▶ [Task objective] Find and copy each line of the records where the string "xlabel" shows up.

▶ [The input]

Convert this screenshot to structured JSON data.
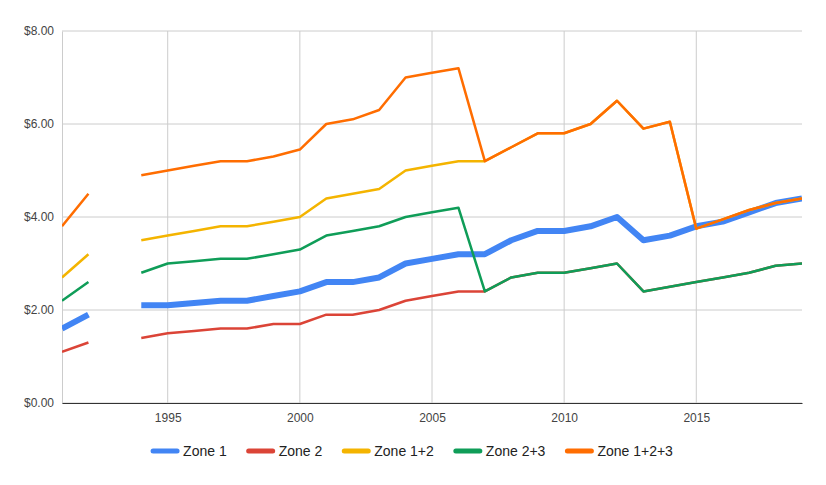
{
  "chart_data": {
    "type": "line",
    "x": [
      1991,
      1992,
      1993,
      1994,
      1995,
      1996,
      1997,
      1998,
      1999,
      2000,
      2001,
      2002,
      2003,
      2004,
      2005,
      2006,
      2007,
      2008,
      2009,
      2010,
      2011,
      2012,
      2013,
      2014,
      2015,
      2016,
      2017,
      2018,
      2019
    ],
    "series": [
      {
        "name": "Zone 1",
        "color": "#4285f4",
        "values": [
          1.6,
          1.9,
          null,
          2.1,
          2.1,
          2.15,
          2.2,
          2.2,
          2.3,
          2.4,
          2.6,
          2.6,
          2.7,
          3.0,
          3.1,
          3.2,
          3.2,
          3.5,
          3.7,
          3.7,
          3.8,
          4.0,
          3.5,
          3.6,
          3.8,
          3.9,
          4.1,
          4.3,
          4.4
        ]
      },
      {
        "name": "Zone 2",
        "color": "#db4437",
        "values": [
          1.1,
          1.3,
          null,
          1.4,
          1.5,
          1.55,
          1.6,
          1.6,
          1.7,
          1.7,
          1.9,
          1.9,
          2.0,
          2.2,
          2.3,
          2.4,
          2.4,
          2.7,
          2.8,
          2.8,
          2.9,
          3.0,
          2.4,
          2.5,
          2.6,
          2.7,
          2.8,
          2.95,
          3.0
        ]
      },
      {
        "name": "Zone 1+2",
        "color": "#f4b400",
        "values": [
          2.7,
          3.2,
          null,
          3.5,
          3.6,
          3.7,
          3.8,
          3.8,
          3.9,
          4.0,
          4.4,
          4.5,
          4.6,
          5.0,
          5.1,
          5.2,
          5.2,
          5.5,
          5.8,
          5.8,
          6.0,
          6.5,
          5.9,
          6.05,
          3.75,
          3.95,
          4.15,
          4.3,
          4.4
        ]
      },
      {
        "name": "Zone 2+3",
        "color": "#0f9d58",
        "values": [
          2.2,
          2.6,
          null,
          2.8,
          3.0,
          3.05,
          3.1,
          3.1,
          3.2,
          3.3,
          3.6,
          3.7,
          3.8,
          4.0,
          4.1,
          4.2,
          2.4,
          2.7,
          2.8,
          2.8,
          2.9,
          3.0,
          2.4,
          2.5,
          2.6,
          2.7,
          2.8,
          2.95,
          3.0
        ]
      },
      {
        "name": "Zone 1+2+3",
        "color": "#ff6d01",
        "values": [
          3.8,
          4.5,
          null,
          4.9,
          5.0,
          5.1,
          5.2,
          5.2,
          5.3,
          5.45,
          6.0,
          6.1,
          6.3,
          7.0,
          7.1,
          7.2,
          5.2,
          5.5,
          5.8,
          5.8,
          6.0,
          6.5,
          5.9,
          6.05,
          3.75,
          3.95,
          4.15,
          4.3,
          4.4
        ]
      }
    ],
    "xlim": [
      1991,
      2019
    ],
    "xticks": [
      1995,
      2000,
      2005,
      2010,
      2015
    ],
    "ylim": [
      0,
      8
    ],
    "yticks": [
      {
        "value": 0,
        "label": "$0.00"
      },
      {
        "value": 2,
        "label": "$2.00"
      },
      {
        "value": 4,
        "label": "$4.00"
      },
      {
        "value": 6,
        "label": "$6.00"
      },
      {
        "value": 8,
        "label": "$8.00"
      }
    ],
    "grid": true,
    "legend": "bottom"
  }
}
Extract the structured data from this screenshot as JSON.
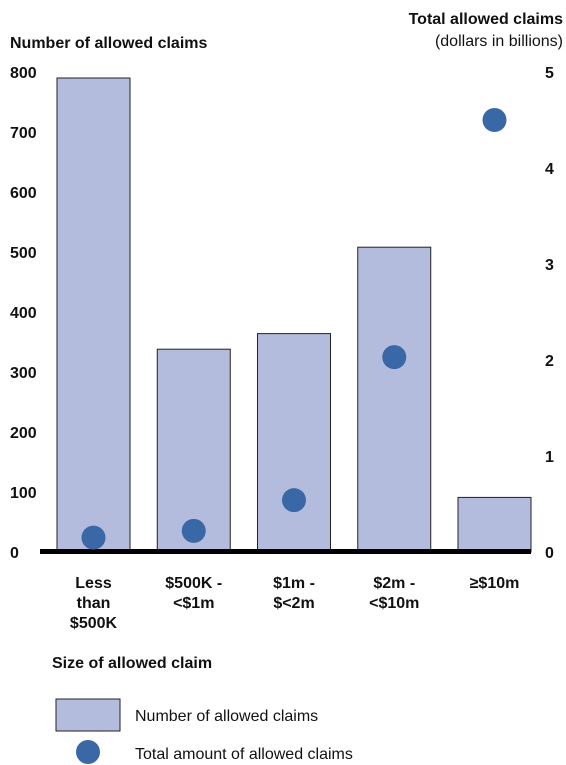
{
  "chart_data": {
    "type": "bar",
    "title": "",
    "ylabel_left": "Number of allowed claims",
    "ylabel_right_line1": "Total allowed claims",
    "ylabel_right_line2": "(dollars in billions)",
    "xlabel": "Size of allowed claim",
    "categories": [
      [
        "Less",
        "than",
        "$500K"
      ],
      [
        "$500K -",
        "<$1m"
      ],
      [
        "$1m -",
        "$<2m"
      ],
      [
        "$2m -",
        "<$10m"
      ],
      [
        "≥$10m"
      ]
    ],
    "ylim_left": [
      0,
      800
    ],
    "yticks_left": [
      "0",
      "100",
      "200",
      "300",
      "400",
      "500",
      "600",
      "700",
      "800"
    ],
    "ylim_right": [
      0,
      5
    ],
    "yticks_right": [
      "0",
      "1",
      "2",
      "3",
      "4",
      "5"
    ],
    "grid": false,
    "legend_position": "bottom",
    "series": [
      {
        "name": "Number of allowed claims",
        "kind": "bar",
        "axis": "left",
        "color": "#b4bcdd",
        "values": [
          790,
          338,
          364,
          508,
          91
        ]
      },
      {
        "name": "Total amount of allowed claims",
        "kind": "scatter",
        "axis": "right",
        "color": "#3a67a5",
        "values": [
          0.15,
          0.22,
          0.54,
          2.03,
          4.5
        ]
      }
    ]
  }
}
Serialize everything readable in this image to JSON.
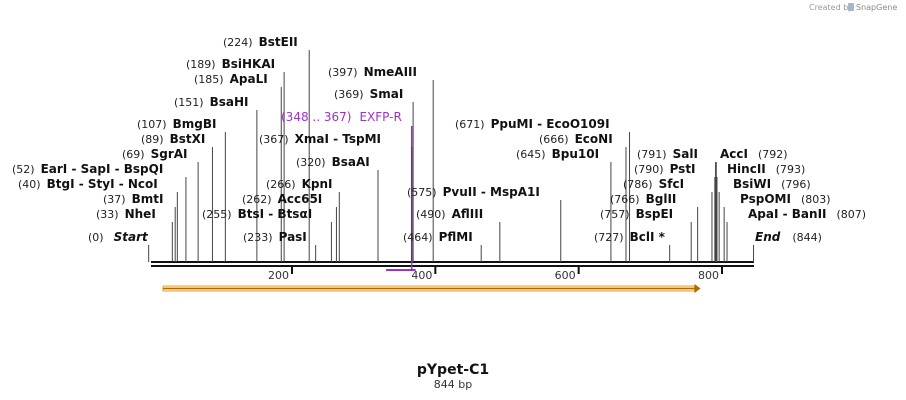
{
  "credit": {
    "prefix": "Created by",
    "brand": "SnapGene"
  },
  "map": {
    "title": "pYpet-C1",
    "subtitle": "844 bp",
    "length_bp": 844,
    "ticks": [
      {
        "bp": 200,
        "label": "200"
      },
      {
        "bp": 400,
        "label": "400"
      },
      {
        "bp": 600,
        "label": "600"
      },
      {
        "bp": 800,
        "label": "800"
      }
    ],
    "feature_arrow": {
      "start_bp": 20,
      "end_bp": 770,
      "color": "#e8a33d"
    },
    "primer": {
      "start_bp": 348,
      "end_bp": 367,
      "color": "#9933cc"
    }
  },
  "labels": [
    {
      "id": "bsteii",
      "pos": "(224)",
      "name": "BstEII",
      "cut": 224
    },
    {
      "id": "bsihkai",
      "pos": "(189)",
      "name": "BsiHKAI",
      "cut": 189
    },
    {
      "id": "apali",
      "pos": "(185)",
      "name": "ApaLI",
      "cut": 185
    },
    {
      "id": "bsahi",
      "pos": "(151)",
      "name": "BsaHI",
      "cut": 151
    },
    {
      "id": "bmgbi",
      "pos": "(107)",
      "name": "BmgBI",
      "cut": 107
    },
    {
      "id": "bstxi",
      "pos": "(89)",
      "name": "BstXI",
      "cut": 89
    },
    {
      "id": "sgrai",
      "pos": "(69)",
      "name": "SgrAI",
      "cut": 69
    },
    {
      "id": "eari",
      "pos": "(52)",
      "name": "EarI  - SapI  - BspQI",
      "cut": 52
    },
    {
      "id": "btgi",
      "pos": "(40)",
      "name": "BtgI  - StyI  - NcoI",
      "cut": 40
    },
    {
      "id": "bmti",
      "pos": "(37)",
      "name": "BmtI",
      "cut": 37
    },
    {
      "id": "nhei",
      "pos": "(33)",
      "name": "NheI",
      "cut": 33
    },
    {
      "id": "start",
      "pos": "(0)",
      "name": "Start",
      "cut": 0,
      "italic": true
    },
    {
      "id": "nmeaiii",
      "pos": "(397)",
      "name": "NmeAIII",
      "cut": 397
    },
    {
      "id": "smai",
      "pos": "(369)",
      "name": "SmaI",
      "cut": 369
    },
    {
      "id": "xmai",
      "pos": "(367)",
      "name": "XmaI  - TspMI",
      "cut": 367
    },
    {
      "id": "bsaai",
      "pos": "(320)",
      "name": "BsaAI",
      "cut": 320
    },
    {
      "id": "kpni",
      "pos": "(266)",
      "name": "KpnI",
      "cut": 266
    },
    {
      "id": "acc65i",
      "pos": "(262)",
      "name": "Acc65I",
      "cut": 262
    },
    {
      "id": "bstsi",
      "pos": "(255)",
      "name": "BtsI  - BtsαI",
      "cut": 255
    },
    {
      "id": "pasi",
      "pos": "(233)",
      "name": "PasI",
      "cut": 233
    },
    {
      "id": "pvuii",
      "pos": "(575)",
      "name": "PvuII  - MspA1I",
      "cut": 575
    },
    {
      "id": "afliii",
      "pos": "(490)",
      "name": "AflIII",
      "cut": 490
    },
    {
      "id": "pflmi",
      "pos": "(464)",
      "name": "PflMI",
      "cut": 464
    },
    {
      "id": "ppumi",
      "pos": "(671)",
      "name": "PpuMI  - EcoO109I",
      "cut": 671
    },
    {
      "id": "econi",
      "pos": "(666)",
      "name": "EcoNI",
      "cut": 666
    },
    {
      "id": "bpu10i",
      "pos": "(645)",
      "name": "Bpu10I",
      "cut": 645
    },
    {
      "id": "bcli",
      "pos": "(727)",
      "name": "BclI *",
      "cut": 727
    },
    {
      "id": "sali",
      "pos": "(791)",
      "name": "SalI",
      "cut": 791
    },
    {
      "id": "acci",
      "pos": "(792)",
      "name": "AccI",
      "cut": 792,
      "pos_after": true
    },
    {
      "id": "psti",
      "pos": "(790)",
      "name": "PstI",
      "cut": 790
    },
    {
      "id": "hincii",
      "pos": "(793)",
      "name": "HincII",
      "cut": 793,
      "pos_after": true
    },
    {
      "id": "sfci",
      "pos": "(786)",
      "name": "SfcI",
      "cut": 786
    },
    {
      "id": "bsiwi",
      "pos": "(796)",
      "name": "BsiWI",
      "cut": 796,
      "pos_after": true
    },
    {
      "id": "bglii",
      "pos": "(766)",
      "name": "BglII",
      "cut": 766
    },
    {
      "id": "psppomi",
      "pos": "(803)",
      "name": "PspOMI",
      "cut": 803,
      "pos_after": true
    },
    {
      "id": "bspei",
      "pos": "(757)",
      "name": "BspEI",
      "cut": 757
    },
    {
      "id": "apai",
      "pos": "(807)",
      "name": "ApaI  - BanII",
      "cut": 807,
      "pos_after": true
    },
    {
      "id": "end",
      "pos": "(844)",
      "name": "End",
      "cut": 844,
      "italic": true,
      "pos_after": true
    }
  ],
  "primer_label": {
    "range": "(348 .. 367)",
    "name": "EXFP-R"
  }
}
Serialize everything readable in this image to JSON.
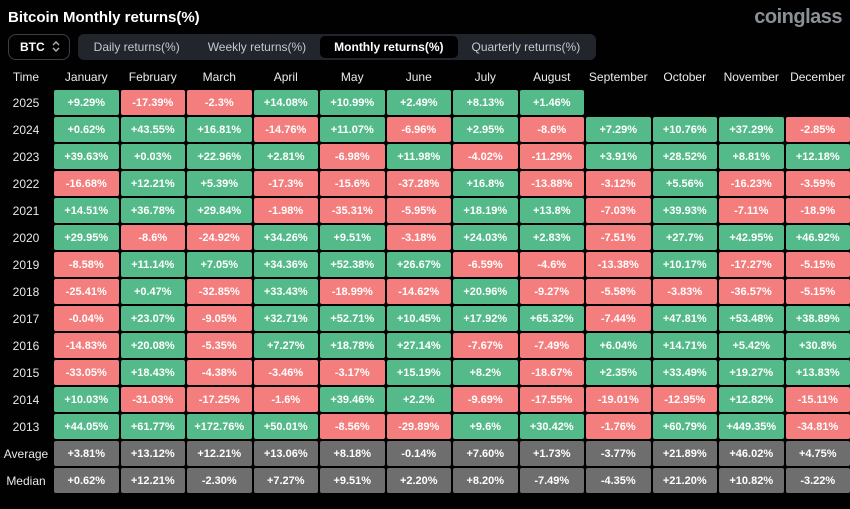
{
  "header": {
    "title": "Bitcoin Monthly returns(%)",
    "logo": "coinglass"
  },
  "controls": {
    "coin_selector": {
      "value": "BTC",
      "icon": "updown-chevron-icon"
    },
    "tabs": [
      {
        "label": "Daily returns(%)",
        "active": false
      },
      {
        "label": "Weekly returns(%)",
        "active": false
      },
      {
        "label": "Monthly returns(%)",
        "active": true
      },
      {
        "label": "Quarterly returns(%)",
        "active": false
      }
    ]
  },
  "chart_data": {
    "type": "heatmap",
    "title": "Bitcoin Monthly returns(%)",
    "columns": [
      "Time",
      "January",
      "February",
      "March",
      "April",
      "May",
      "June",
      "July",
      "August",
      "September",
      "October",
      "November",
      "December"
    ],
    "rows": [
      {
        "label": "2025",
        "values": [
          "+9.29%",
          "-17.39%",
          "-2.3%",
          "+14.08%",
          "+10.99%",
          "+2.49%",
          "+8.13%",
          "+1.46%",
          "",
          "",
          "",
          ""
        ]
      },
      {
        "label": "2024",
        "values": [
          "+0.62%",
          "+43.55%",
          "+16.81%",
          "-14.76%",
          "+11.07%",
          "-6.96%",
          "+2.95%",
          "-8.6%",
          "+7.29%",
          "+10.76%",
          "+37.29%",
          "-2.85%"
        ]
      },
      {
        "label": "2023",
        "values": [
          "+39.63%",
          "+0.03%",
          "+22.96%",
          "+2.81%",
          "-6.98%",
          "+11.98%",
          "-4.02%",
          "-11.29%",
          "+3.91%",
          "+28.52%",
          "+8.81%",
          "+12.18%"
        ]
      },
      {
        "label": "2022",
        "values": [
          "-16.68%",
          "+12.21%",
          "+5.39%",
          "-17.3%",
          "-15.6%",
          "-37.28%",
          "+16.8%",
          "-13.88%",
          "-3.12%",
          "+5.56%",
          "-16.23%",
          "-3.59%"
        ]
      },
      {
        "label": "2021",
        "values": [
          "+14.51%",
          "+36.78%",
          "+29.84%",
          "-1.98%",
          "-35.31%",
          "-5.95%",
          "+18.19%",
          "+13.8%",
          "-7.03%",
          "+39.93%",
          "-7.11%",
          "-18.9%"
        ]
      },
      {
        "label": "2020",
        "values": [
          "+29.95%",
          "-8.6%",
          "-24.92%",
          "+34.26%",
          "+9.51%",
          "-3.18%",
          "+24.03%",
          "+2.83%",
          "-7.51%",
          "+27.7%",
          "+42.95%",
          "+46.92%"
        ]
      },
      {
        "label": "2019",
        "values": [
          "-8.58%",
          "+11.14%",
          "+7.05%",
          "+34.36%",
          "+52.38%",
          "+26.67%",
          "-6.59%",
          "-4.6%",
          "-13.38%",
          "+10.17%",
          "-17.27%",
          "-5.15%"
        ]
      },
      {
        "label": "2018",
        "values": [
          "-25.41%",
          "+0.47%",
          "-32.85%",
          "+33.43%",
          "-18.99%",
          "-14.62%",
          "+20.96%",
          "-9.27%",
          "-5.58%",
          "-3.83%",
          "-36.57%",
          "-5.15%"
        ]
      },
      {
        "label": "2017",
        "values": [
          "-0.04%",
          "+23.07%",
          "-9.05%",
          "+32.71%",
          "+52.71%",
          "+10.45%",
          "+17.92%",
          "+65.32%",
          "-7.44%",
          "+47.81%",
          "+53.48%",
          "+38.89%"
        ]
      },
      {
        "label": "2016",
        "values": [
          "-14.83%",
          "+20.08%",
          "-5.35%",
          "+7.27%",
          "+18.78%",
          "+27.14%",
          "-7.67%",
          "-7.49%",
          "+6.04%",
          "+14.71%",
          "+5.42%",
          "+30.8%"
        ]
      },
      {
        "label": "2015",
        "values": [
          "-33.05%",
          "+18.43%",
          "-4.38%",
          "-3.46%",
          "-3.17%",
          "+15.19%",
          "+8.2%",
          "-18.67%",
          "+2.35%",
          "+33.49%",
          "+19.27%",
          "+13.83%"
        ]
      },
      {
        "label": "2014",
        "values": [
          "+10.03%",
          "-31.03%",
          "-17.25%",
          "-1.6%",
          "+39.46%",
          "+2.2%",
          "-9.69%",
          "-17.55%",
          "-19.01%",
          "-12.95%",
          "+12.82%",
          "-15.11%"
        ]
      },
      {
        "label": "2013",
        "values": [
          "+44.05%",
          "+61.77%",
          "+172.76%",
          "+50.01%",
          "-8.56%",
          "-29.89%",
          "+9.6%",
          "+30.42%",
          "-1.76%",
          "+60.79%",
          "+449.35%",
          "-34.81%"
        ]
      },
      {
        "label": "Average",
        "values": [
          "+3.81%",
          "+13.12%",
          "+12.21%",
          "+13.06%",
          "+8.18%",
          "-0.14%",
          "+7.60%",
          "+1.73%",
          "-3.77%",
          "+21.89%",
          "+46.02%",
          "+4.75%"
        ]
      },
      {
        "label": "Median",
        "values": [
          "+0.62%",
          "+12.21%",
          "-2.30%",
          "+7.27%",
          "+9.51%",
          "+2.20%",
          "+8.20%",
          "-7.49%",
          "-4.35%",
          "+21.20%",
          "+10.82%",
          "-3.22%"
        ]
      }
    ],
    "colors": {
      "positive": "#55ba8a",
      "negative": "#f47d7d",
      "summary": "#6e6e6e"
    },
    "legend_position": "none",
    "grid": false
  }
}
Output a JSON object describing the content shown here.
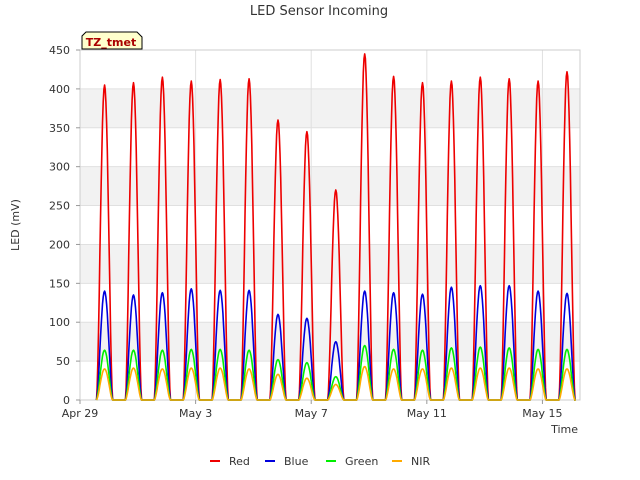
{
  "chart_data": {
    "type": "line",
    "title": "LED Sensor Incoming",
    "xlabel": "Time",
    "ylabel": "LED (mV)",
    "ylim": [
      0,
      450
    ],
    "xlim_days": [
      0,
      17.3
    ],
    "yticks": [
      0,
      50,
      100,
      150,
      200,
      250,
      300,
      350,
      400,
      450
    ],
    "xticks": [
      {
        "label": "Apr 29",
        "day": 0
      },
      {
        "label": "May 3",
        "day": 4
      },
      {
        "label": "May 7",
        "day": 8
      },
      {
        "label": "May 11",
        "day": 12
      },
      {
        "label": "May 15",
        "day": 16
      }
    ],
    "site_label": "TZ_tmet",
    "peak_days": [
      0.85,
      1.85,
      2.85,
      3.85,
      4.85,
      5.85,
      6.85,
      7.85,
      8.85,
      9.85,
      10.85,
      11.85,
      12.85,
      13.85,
      14.85,
      15.85,
      16.85
    ],
    "series": [
      {
        "name": "Red",
        "color": "#ee0000",
        "peaks": [
          405,
          408,
          415,
          410,
          412,
          413,
          360,
          345,
          270,
          445,
          416,
          408,
          410,
          415,
          413,
          410,
          422
        ]
      },
      {
        "name": "Blue",
        "color": "#0000dd",
        "peaks": [
          140,
          135,
          138,
          143,
          141,
          141,
          110,
          105,
          75,
          140,
          138,
          136,
          145,
          147,
          147,
          140,
          137
        ]
      },
      {
        "name": "Green",
        "color": "#00ee00",
        "peaks": [
          64,
          64,
          64,
          65,
          65,
          64,
          52,
          48,
          30,
          70,
          65,
          64,
          67,
          68,
          67,
          65,
          65
        ]
      },
      {
        "name": "NIR",
        "color": "#ffaa00",
        "peaks": [
          40,
          41,
          40,
          41,
          41,
          40,
          33,
          28,
          20,
          43,
          40,
          40,
          41,
          41,
          41,
          40,
          40
        ]
      }
    ]
  }
}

▶ [Written solution]
    "xlabel": "Size of allowed claim",
    "xlabel": "Time",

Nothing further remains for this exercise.